REQUIREMENT:
Please reproduce the corporate profits article word for word from "Analysts are notorious" to "analysts had forecast.".

TEXT EXCERPT:
★ ★ ★

Surprise: Companies are making bigger profits than expected
Corporate profits keep chugging along.
Companies have lined up in recent weeks to tell investors that they earned more during the summer than Wall Street had forecast, and the big numbers offer some reassurance for the market's skeptics.
Stock prices tend to track corporate profits over the long term, so the better-than-expected growth helps to validate the stock market's record-setting run, at least somewhat. Still, this earnings season also includes some signs the eight-plus-year rally is nearer the finish than the start.
Coming into this earnings reporting season, many analysts were forecasting a dud. Insurers forced to make big payout for hurricane damage would drag earnings sharply lower for the financial sector. Lower commodity prices would pull down profits for raw-material producers.
Just ahead of earnings season, analysts were penciling in only 3.2 percent growth in earnings per share for companies in the S&P 500. Those same companies produced a robust 11 percent growth in earnings per share in the spring.
Then JPMorgan Chase kicked off earnings season Oct. 12 and surprised Wall Street with a better-than-expected 7 percent rise in earnings per share thanks to growth in loans and deposits. In the weeks that followed, everyone from Apple to Zoetis followed suit.
More than 400 of the companies in the S&P 500 have reported their results for the July-through-September quarter, and they've been so much better than forecast that Wall Street has more than doubled its expectations for third-quarter earnings growth to 6.8 percent, according to S&P Global Market Intelligence.
Analysts are notorious for underestimating corporate profits, so it's not unusual for companies to turn in better results than expected. But the rate is even higher this reporting season than typical. Through last week, 74 percent of the companies that reported results topped analysts' expectations, according to FactSet. That's better than the average rate of 69 percent over the last five years.
What's more encouraging to many investors is that more companies than usual are also reporting higher revenue than analysts had forecast.
Strong sales growth has been rare in recent years, a result of the generally tepid global economy. But markets stretching from the U.S. to Europe to Asia appear to be hitting a higher gear at the same time, which is feeding into higher sales. Sixty-six percent of companies have reported better revenue for the latest quarter than expected, well above the average rate of 55 percent over the last five years, according to FactSet.

★ ★ ★

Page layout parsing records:
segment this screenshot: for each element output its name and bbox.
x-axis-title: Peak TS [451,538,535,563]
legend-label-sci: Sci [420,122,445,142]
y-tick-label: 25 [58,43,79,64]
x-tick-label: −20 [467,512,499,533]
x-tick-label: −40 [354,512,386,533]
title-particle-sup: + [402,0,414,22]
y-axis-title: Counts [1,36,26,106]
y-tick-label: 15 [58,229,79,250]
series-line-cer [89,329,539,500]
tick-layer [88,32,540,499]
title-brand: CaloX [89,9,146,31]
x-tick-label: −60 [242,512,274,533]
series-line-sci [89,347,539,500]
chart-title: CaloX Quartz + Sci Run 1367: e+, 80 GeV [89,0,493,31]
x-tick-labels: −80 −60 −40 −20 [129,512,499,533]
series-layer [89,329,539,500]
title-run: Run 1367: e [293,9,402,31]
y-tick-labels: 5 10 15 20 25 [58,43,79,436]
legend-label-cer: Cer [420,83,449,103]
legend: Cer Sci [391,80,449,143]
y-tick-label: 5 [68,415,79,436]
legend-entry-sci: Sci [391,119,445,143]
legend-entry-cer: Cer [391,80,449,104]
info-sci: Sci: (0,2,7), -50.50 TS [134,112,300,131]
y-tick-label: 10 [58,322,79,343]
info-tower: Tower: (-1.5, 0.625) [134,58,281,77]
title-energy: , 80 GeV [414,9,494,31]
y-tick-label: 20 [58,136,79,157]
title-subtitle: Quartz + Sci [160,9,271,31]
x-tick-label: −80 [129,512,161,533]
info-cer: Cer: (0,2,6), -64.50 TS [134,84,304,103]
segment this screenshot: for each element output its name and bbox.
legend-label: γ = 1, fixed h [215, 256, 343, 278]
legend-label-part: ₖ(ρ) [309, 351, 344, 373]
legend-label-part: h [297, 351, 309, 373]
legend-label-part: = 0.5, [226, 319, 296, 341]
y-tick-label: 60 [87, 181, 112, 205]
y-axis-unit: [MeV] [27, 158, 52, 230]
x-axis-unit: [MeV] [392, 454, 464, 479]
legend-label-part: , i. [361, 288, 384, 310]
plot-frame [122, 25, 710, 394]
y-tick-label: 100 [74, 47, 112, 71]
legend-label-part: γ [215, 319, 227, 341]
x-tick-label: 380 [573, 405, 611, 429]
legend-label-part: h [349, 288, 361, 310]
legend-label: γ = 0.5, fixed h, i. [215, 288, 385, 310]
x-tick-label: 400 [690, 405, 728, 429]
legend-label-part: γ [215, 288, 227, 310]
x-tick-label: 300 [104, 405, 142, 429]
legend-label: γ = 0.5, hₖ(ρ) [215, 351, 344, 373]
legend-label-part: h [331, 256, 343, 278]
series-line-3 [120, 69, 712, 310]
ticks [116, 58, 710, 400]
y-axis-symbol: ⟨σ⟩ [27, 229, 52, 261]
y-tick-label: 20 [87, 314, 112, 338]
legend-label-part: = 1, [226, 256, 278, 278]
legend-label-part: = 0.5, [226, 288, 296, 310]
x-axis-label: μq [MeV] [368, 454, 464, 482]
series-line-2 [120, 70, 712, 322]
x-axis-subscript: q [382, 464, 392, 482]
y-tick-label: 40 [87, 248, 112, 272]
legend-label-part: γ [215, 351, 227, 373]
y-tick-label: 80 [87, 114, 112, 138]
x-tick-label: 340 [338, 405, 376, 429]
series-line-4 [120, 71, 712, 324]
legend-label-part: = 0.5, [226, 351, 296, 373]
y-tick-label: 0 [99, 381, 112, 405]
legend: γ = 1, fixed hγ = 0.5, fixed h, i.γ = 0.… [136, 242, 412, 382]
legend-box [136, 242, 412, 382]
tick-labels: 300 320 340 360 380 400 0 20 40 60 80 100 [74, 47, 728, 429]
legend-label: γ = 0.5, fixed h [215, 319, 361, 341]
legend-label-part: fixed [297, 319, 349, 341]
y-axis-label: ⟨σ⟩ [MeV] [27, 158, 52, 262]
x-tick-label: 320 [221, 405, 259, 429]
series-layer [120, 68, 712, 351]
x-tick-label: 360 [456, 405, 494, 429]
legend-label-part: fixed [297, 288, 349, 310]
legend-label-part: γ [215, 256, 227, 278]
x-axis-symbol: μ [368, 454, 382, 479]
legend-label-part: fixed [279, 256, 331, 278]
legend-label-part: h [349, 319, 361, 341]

★ ★ ★

WRITTEN RESPONSE:
Analysts are notorious for underestimating corporate profits, so it's not unusual for companies to turn in better results than expected. But the rate is even higher this reporting season than typical. Through last week, 74 percent of the companies that reported results topped analysts' expectations, according to FactSet. That's better than the average rate of 69 percent over the last five years.
What's more encouraging to many investors is that more companies than usual are also reporting higher revenue than analysts had forecast.